** Start Material for this task **
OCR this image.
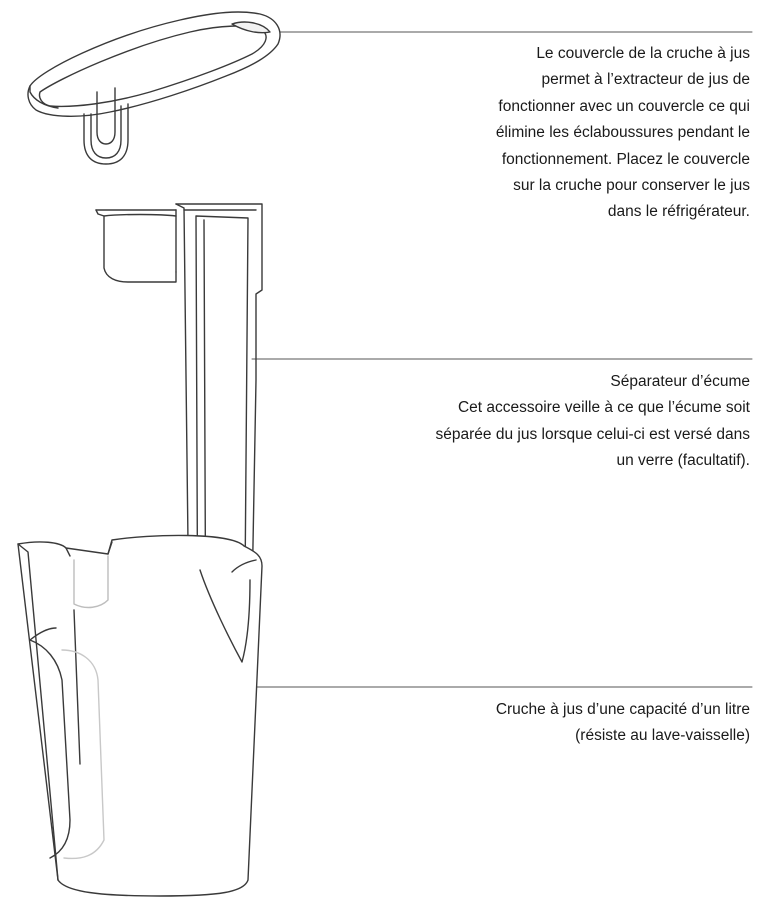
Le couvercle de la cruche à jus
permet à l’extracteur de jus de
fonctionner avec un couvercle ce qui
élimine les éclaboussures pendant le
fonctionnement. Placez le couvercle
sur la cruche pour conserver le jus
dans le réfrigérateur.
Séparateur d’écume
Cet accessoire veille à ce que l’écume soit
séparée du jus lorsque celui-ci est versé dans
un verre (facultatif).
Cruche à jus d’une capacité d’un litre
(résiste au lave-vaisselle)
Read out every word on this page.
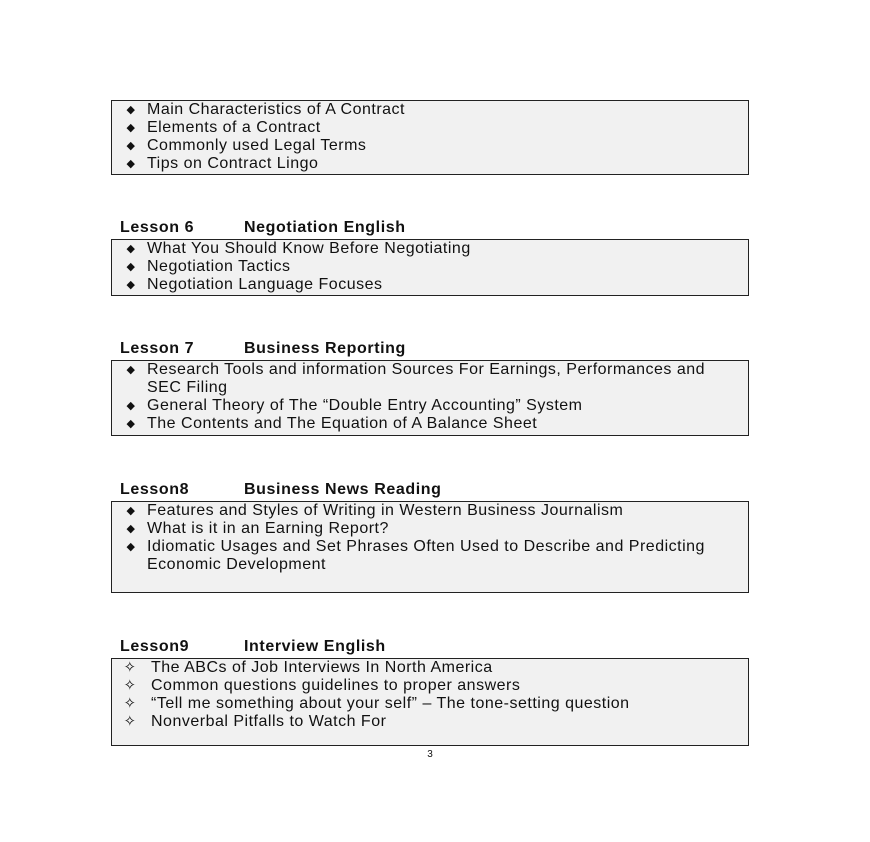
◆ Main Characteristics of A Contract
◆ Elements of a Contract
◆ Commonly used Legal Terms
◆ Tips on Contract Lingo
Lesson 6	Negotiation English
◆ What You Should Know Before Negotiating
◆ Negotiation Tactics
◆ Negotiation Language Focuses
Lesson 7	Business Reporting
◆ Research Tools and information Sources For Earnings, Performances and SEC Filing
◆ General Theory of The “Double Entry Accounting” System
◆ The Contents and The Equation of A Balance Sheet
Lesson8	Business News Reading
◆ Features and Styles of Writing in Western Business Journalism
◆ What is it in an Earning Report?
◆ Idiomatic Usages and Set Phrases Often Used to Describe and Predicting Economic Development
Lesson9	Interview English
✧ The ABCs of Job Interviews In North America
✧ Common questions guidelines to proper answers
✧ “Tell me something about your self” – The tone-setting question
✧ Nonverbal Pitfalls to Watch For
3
** End Material for this task **
**What is required**
Every entry above should be duplicated exactly. Do not include the images.

**Written response**
OCR this image.
Le couvercle de la cruche à jus
permet à l’extracteur de jus de
fonctionner avec un couvercle ce qui
élimine les éclaboussures pendant le
fonctionnement. Placez le couvercle
sur la cruche pour conserver le jus
dans le réfrigérateur.
Séparateur d’écume
Cet accessoire veille à ce que l’écume soit
séparée du jus lorsque celui-ci est versé dans
un verre (facultatif).
Cruche à jus d’une capacité d’un litre
(résiste au lave-vaisselle)
Read out every word on this page.
◆ Main Characteristics of A Contract
◆ Elements of a Contract
◆ Commonly used Legal Terms
◆ Tips on Contract Lingo
Lesson 6	Negotiation English
◆ What You Should Know Before Negotiating
◆ Negotiation Tactics
◆ Negotiation Language Focuses
Lesson 7	Business Reporting
◆ Research Tools and information Sources For Earnings, Performances and SEC Filing
◆ General Theory of The “Double Entry Accounting” System
◆ The Contents and The Equation of A Balance Sheet
Lesson8	Business News Reading
◆ Features and Styles of Writing in Western Business Journalism
◆ What is it in an Earning Report?
◆ Idiomatic Usages and Set Phrases Often Used to Describe and Predicting Economic Development
Lesson9	Interview English
✧ The ABCs of Job Interviews In North America
✧ Common questions guidelines to proper answers
✧ “Tell me something about your self” – The tone-setting question
✧ Nonverbal Pitfalls to Watch For
3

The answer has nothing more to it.